Written problem:
Copy all entries without alteration and skip the pictures they hold.

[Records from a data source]
________________
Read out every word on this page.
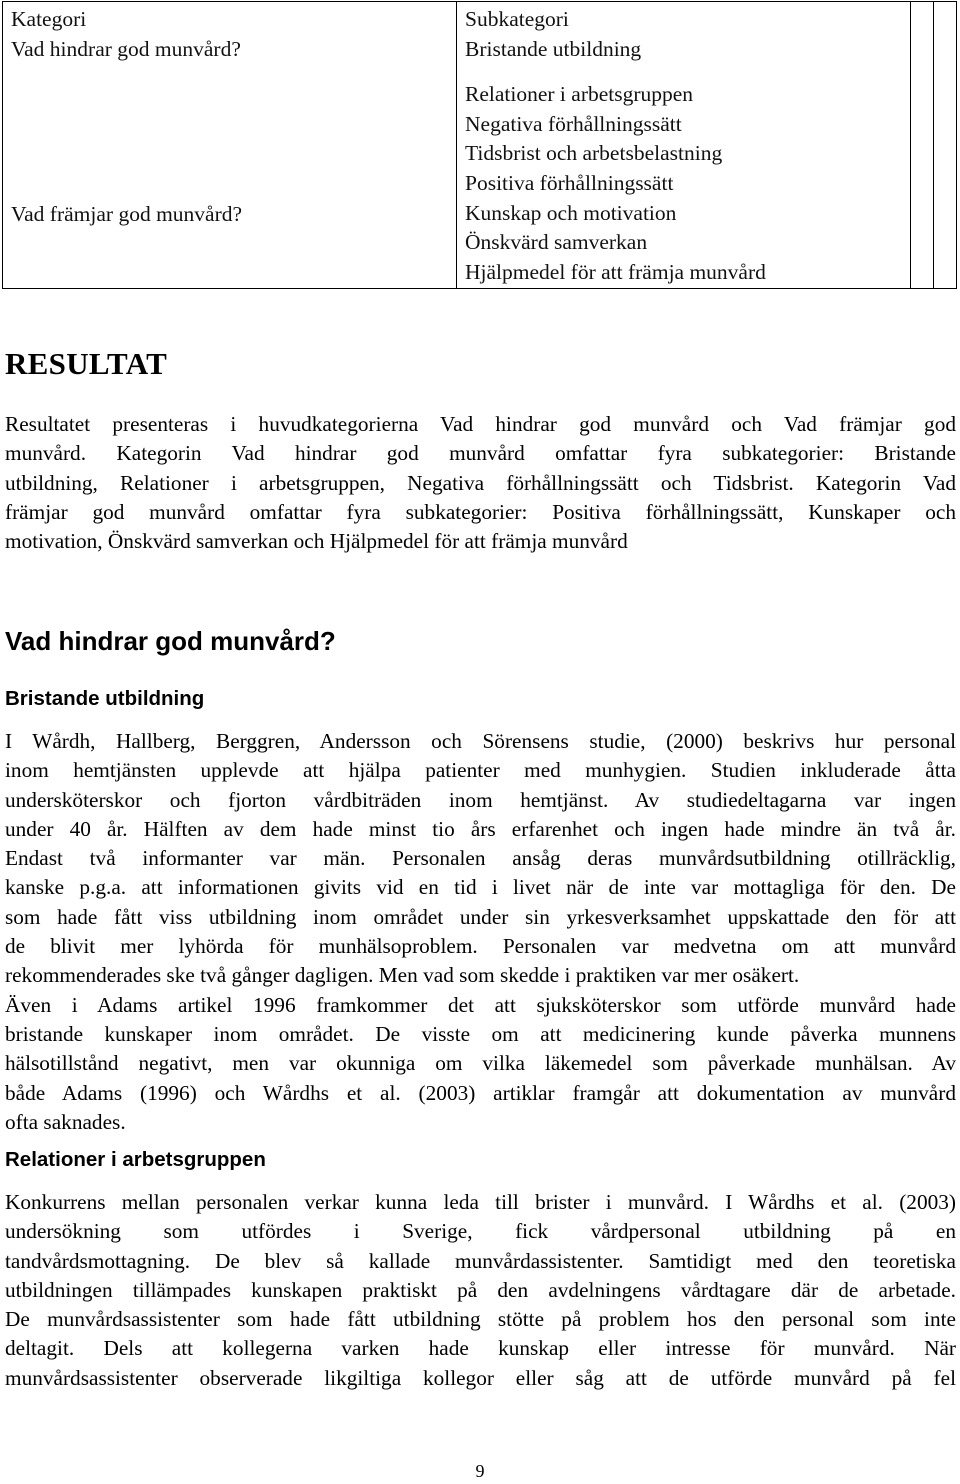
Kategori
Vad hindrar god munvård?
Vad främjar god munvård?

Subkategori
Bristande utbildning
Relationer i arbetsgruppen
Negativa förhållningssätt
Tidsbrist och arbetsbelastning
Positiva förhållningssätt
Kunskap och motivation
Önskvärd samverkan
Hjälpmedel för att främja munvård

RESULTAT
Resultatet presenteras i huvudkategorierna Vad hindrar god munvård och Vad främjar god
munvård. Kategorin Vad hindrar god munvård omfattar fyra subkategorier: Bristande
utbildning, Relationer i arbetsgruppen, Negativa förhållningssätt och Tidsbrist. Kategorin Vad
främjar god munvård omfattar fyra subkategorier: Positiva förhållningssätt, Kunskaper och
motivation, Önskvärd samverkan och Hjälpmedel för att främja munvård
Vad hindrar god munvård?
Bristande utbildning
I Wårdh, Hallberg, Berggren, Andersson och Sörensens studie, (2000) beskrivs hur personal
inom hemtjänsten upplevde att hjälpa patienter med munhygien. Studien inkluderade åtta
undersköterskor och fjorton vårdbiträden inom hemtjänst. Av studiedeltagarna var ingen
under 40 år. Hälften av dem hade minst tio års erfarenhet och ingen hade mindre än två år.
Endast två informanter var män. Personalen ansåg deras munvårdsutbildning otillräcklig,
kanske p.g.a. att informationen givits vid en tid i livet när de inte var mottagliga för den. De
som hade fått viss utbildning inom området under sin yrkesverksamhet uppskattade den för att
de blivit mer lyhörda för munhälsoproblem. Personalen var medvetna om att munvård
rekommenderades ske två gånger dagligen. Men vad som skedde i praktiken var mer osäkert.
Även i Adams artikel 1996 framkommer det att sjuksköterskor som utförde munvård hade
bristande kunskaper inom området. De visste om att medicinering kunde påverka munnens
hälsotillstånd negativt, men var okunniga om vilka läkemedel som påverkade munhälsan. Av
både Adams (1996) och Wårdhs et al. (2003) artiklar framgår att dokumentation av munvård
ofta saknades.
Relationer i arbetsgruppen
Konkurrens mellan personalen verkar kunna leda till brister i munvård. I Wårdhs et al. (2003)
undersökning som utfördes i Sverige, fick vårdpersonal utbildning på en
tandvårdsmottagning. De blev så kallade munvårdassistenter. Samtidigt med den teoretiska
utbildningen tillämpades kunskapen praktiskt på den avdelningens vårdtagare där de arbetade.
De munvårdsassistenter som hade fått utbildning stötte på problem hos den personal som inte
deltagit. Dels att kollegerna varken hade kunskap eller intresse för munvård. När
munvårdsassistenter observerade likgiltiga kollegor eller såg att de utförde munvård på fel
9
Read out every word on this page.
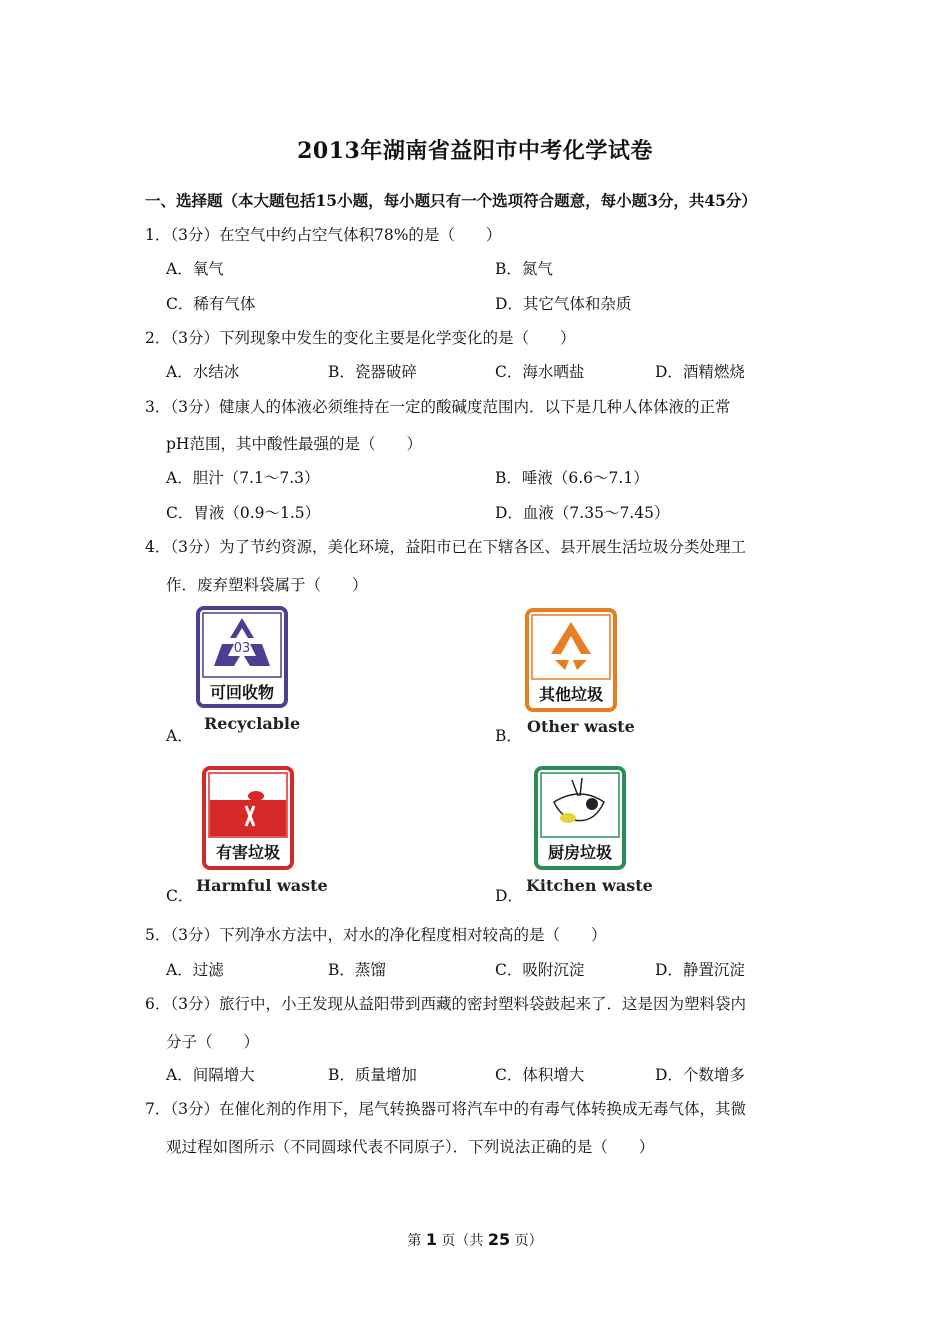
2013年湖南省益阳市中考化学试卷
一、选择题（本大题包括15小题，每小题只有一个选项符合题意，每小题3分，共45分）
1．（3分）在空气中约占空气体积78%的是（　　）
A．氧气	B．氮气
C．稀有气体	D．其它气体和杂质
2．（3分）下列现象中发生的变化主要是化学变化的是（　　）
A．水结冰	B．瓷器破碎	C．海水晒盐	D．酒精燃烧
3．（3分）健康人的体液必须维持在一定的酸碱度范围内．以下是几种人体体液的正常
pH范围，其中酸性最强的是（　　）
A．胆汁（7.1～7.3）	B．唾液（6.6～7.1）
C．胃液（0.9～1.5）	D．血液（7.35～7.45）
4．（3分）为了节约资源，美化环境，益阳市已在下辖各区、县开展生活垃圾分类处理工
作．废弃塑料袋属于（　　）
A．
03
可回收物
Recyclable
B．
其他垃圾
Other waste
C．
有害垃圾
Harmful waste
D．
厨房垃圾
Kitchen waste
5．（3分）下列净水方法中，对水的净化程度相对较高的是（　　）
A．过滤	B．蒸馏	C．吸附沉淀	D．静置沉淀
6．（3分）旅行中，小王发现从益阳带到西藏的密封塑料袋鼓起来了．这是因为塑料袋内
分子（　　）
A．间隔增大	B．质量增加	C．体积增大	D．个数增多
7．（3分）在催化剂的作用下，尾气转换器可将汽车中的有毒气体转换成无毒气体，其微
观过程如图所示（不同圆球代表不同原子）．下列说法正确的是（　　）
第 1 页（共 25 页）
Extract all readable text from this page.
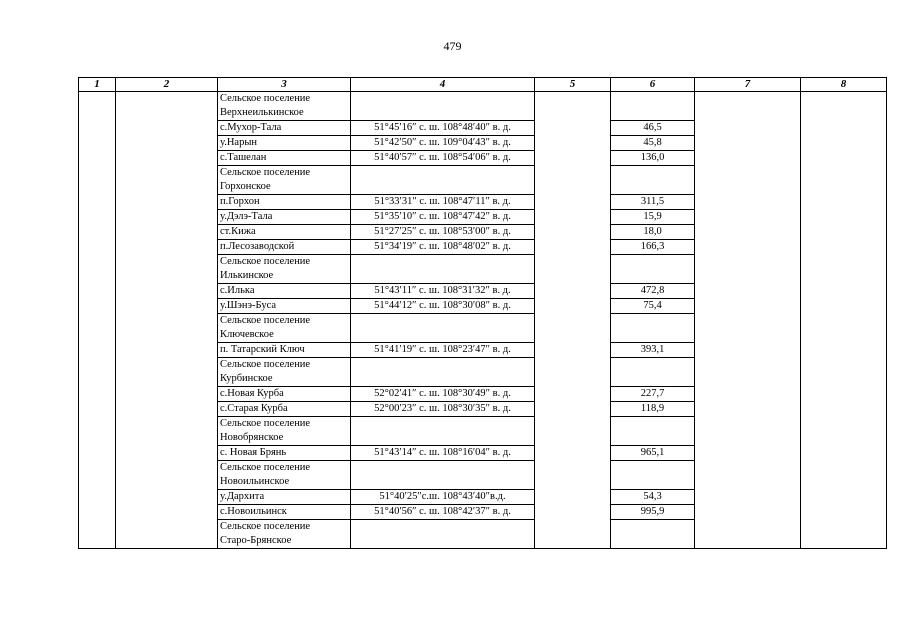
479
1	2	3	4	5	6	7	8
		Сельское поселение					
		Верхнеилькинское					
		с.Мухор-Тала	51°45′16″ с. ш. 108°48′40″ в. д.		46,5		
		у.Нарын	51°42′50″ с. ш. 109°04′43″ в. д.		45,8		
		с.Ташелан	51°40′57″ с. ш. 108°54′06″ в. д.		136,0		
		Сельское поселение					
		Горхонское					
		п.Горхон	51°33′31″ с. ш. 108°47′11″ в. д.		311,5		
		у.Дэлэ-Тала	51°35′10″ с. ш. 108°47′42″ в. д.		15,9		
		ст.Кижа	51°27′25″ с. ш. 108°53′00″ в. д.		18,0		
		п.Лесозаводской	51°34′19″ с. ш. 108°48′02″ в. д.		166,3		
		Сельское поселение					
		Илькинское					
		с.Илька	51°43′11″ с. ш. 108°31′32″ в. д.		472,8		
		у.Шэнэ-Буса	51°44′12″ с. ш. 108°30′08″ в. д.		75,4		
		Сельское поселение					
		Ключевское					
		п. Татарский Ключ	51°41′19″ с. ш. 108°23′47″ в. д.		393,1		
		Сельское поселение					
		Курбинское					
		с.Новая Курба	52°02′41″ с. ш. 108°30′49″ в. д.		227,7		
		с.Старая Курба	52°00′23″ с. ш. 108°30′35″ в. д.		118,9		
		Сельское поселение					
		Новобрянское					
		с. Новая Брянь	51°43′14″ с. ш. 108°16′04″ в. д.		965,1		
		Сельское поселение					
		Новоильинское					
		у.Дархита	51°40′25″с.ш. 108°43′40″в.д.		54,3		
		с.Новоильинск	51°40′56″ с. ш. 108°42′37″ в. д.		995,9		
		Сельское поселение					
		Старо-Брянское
________________
Output for this exercise:
Read out every word on this page.
Kategori
Vad hindrar god munvård?
Vad främjar god munvård?

Subkategori
Bristande utbildning
Relationer i arbetsgruppen
Negativa förhållningssätt
Tidsbrist och arbetsbelastning
Positiva förhållningssätt
Kunskap och motivation
Önskvärd samverkan
Hjälpmedel för att främja munvård

RESULTAT
Resultatet presenteras i huvudkategorierna Vad hindrar god munvård och Vad främjar god
munvård. Kategorin Vad hindrar god munvård omfattar fyra subkategorier: Bristande
utbildning, Relationer i arbetsgruppen, Negativa förhållningssätt och Tidsbrist. Kategorin Vad
främjar god munvård omfattar fyra subkategorier: Positiva förhållningssätt, Kunskaper och
motivation, Önskvärd samverkan och Hjälpmedel för att främja munvård
Vad hindrar god munvård?
Bristande utbildning
I Wårdh, Hallberg, Berggren, Andersson och Sörensens studie, (2000) beskrivs hur personal
inom hemtjänsten upplevde att hjälpa patienter med munhygien. Studien inkluderade åtta
undersköterskor och fjorton vårdbiträden inom hemtjänst. Av studiedeltagarna var ingen
under 40 år. Hälften av dem hade minst tio års erfarenhet och ingen hade mindre än två år.
Endast två informanter var män. Personalen ansåg deras munvårdsutbildning otillräcklig,
kanske p.g.a. att informationen givits vid en tid i livet när de inte var mottagliga för den. De
som hade fått viss utbildning inom området under sin yrkesverksamhet uppskattade den för att
de blivit mer lyhörda för munhälsoproblem. Personalen var medvetna om att munvård
rekommenderades ske två gånger dagligen. Men vad som skedde i praktiken var mer osäkert.
Även i Adams artikel 1996 framkommer det att sjuksköterskor som utförde munvård hade
bristande kunskaper inom området. De visste om att medicinering kunde påverka munnens
hälsotillstånd negativt, men var okunniga om vilka läkemedel som påverkade munhälsan. Av
både Adams (1996) och Wårdhs et al. (2003) artiklar framgår att dokumentation av munvård
ofta saknades.
Relationer i arbetsgruppen
Konkurrens mellan personalen verkar kunna leda till brister i munvård. I Wårdhs et al. (2003)
undersökning som utfördes i Sverige, fick vårdpersonal utbildning på en
tandvårdsmottagning. De blev så kallade munvårdassistenter. Samtidigt med den teoretiska
utbildningen tillämpades kunskapen praktiskt på den avdelningens vårdtagare där de arbetade.
De munvårdsassistenter som hade fått utbildning stötte på problem hos den personal som inte
deltagit. Dels att kollegerna varken hade kunskap eller intresse för munvård. När
munvårdsassistenter observerade likgiltiga kollegor eller såg att de utförde munvård på fel
9
Read out every word on this page.
2013年湖南省益阳市中考化学试卷
一、选择题（本大题包括15小题，每小题只有一个选项符合题意，每小题3分，共45分）
1．（3分）在空气中约占空气体积78%的是（　　）
A．氧气	B．氮气
C．稀有气体	D．其它气体和杂质
2．（3分）下列现象中发生的变化主要是化学变化的是（　　）
A．水结冰	B．瓷器破碎	C．海水晒盐	D．酒精燃烧
3．（3分）健康人的体液必须维持在一定的酸碱度范围内．以下是几种人体体液的正常
pH范围，其中酸性最强的是（　　）
A．胆汁（7.1～7.3）	B．唾液（6.6～7.1）
C．胃液（0.9～1.5）	D．血液（7.35～7.45）
4．（3分）为了节约资源，美化环境，益阳市已在下辖各区、县开展生活垃圾分类处理工
作．废弃塑料袋属于（　　）
A．
03
可回收物
Recyclable
B．
其他垃圾
Other waste
C．
有害垃圾
Harmful waste
D．
厨房垃圾
Kitchen waste
5．（3分）下列净水方法中，对水的净化程度相对较高的是（　　）
A．过滤	B．蒸馏	C．吸附沉淀	D．静置沉淀
6．（3分）旅行中，小王发现从益阳带到西藏的密封塑料袋鼓起来了．这是因为塑料袋内
分子（　　）
A．间隔增大	B．质量增加	C．体积增大	D．个数增多
7．（3分）在催化剂的作用下，尾气转换器可将汽车中的有毒气体转换成无毒气体，其微
观过程如图所示（不同圆球代表不同原子）．下列说法正确的是（　　）
第 1 页（共 25 页）
Extract all readable text from this page.
479
1	2	3	4	5	6	7	8
		Сельское поселение					
		Верхнеилькинское					
		с.Мухор-Тала	51°45′16″ с. ш. 108°48′40″ в. д.		46,5		
		у.Нарын	51°42′50″ с. ш. 109°04′43″ в. д.		45,8		
		с.Ташелан	51°40′57″ с. ш. 108°54′06″ в. д.		136,0		
		Сельское поселение					
		Горхонское					
		п.Горхон	51°33′31″ с. ш. 108°47′11″ в. д.		311,5		
		у.Дэлэ-Тала	51°35′10″ с. ш. 108°47′42″ в. д.		15,9		
		ст.Кижа	51°27′25″ с. ш. 108°53′00″ в. д.		18,0		
		п.Лесозаводской	51°34′19″ с. ш. 108°48′02″ в. д.		166,3		
		Сельское поселение					
		Илькинское					
		с.Илька	51°43′11″ с. ш. 108°31′32″ в. д.		472,8		
		у.Шэнэ-Буса	51°44′12″ с. ш. 108°30′08″ в. д.		75,4		
		Сельское поселение					
		Ключевское					
		п. Татарский Ключ	51°41′19″ с. ш. 108°23′47″ в. д.		393,1		
		Сельское поселение					
		Курбинское					
		с.Новая Курба	52°02′41″ с. ш. 108°30′49″ в. д.		227,7		
		с.Старая Курба	52°00′23″ с. ш. 108°30′35″ в. д.		118,9		
		Сельское поселение					
		Новобрянское					
		с. Новая Брянь	51°43′14″ с. ш. 108°16′04″ в. д.		965,1		
		Сельское поселение					
		Новоильинское					
		у.Дархита	51°40′25″с.ш. 108°43′40″в.д.		54,3		
		с.Новоильинск	51°40′56″ с. ш. 108°42′37″ в. д.		995,9		
		Сельское поселение					
		Старо-Брянское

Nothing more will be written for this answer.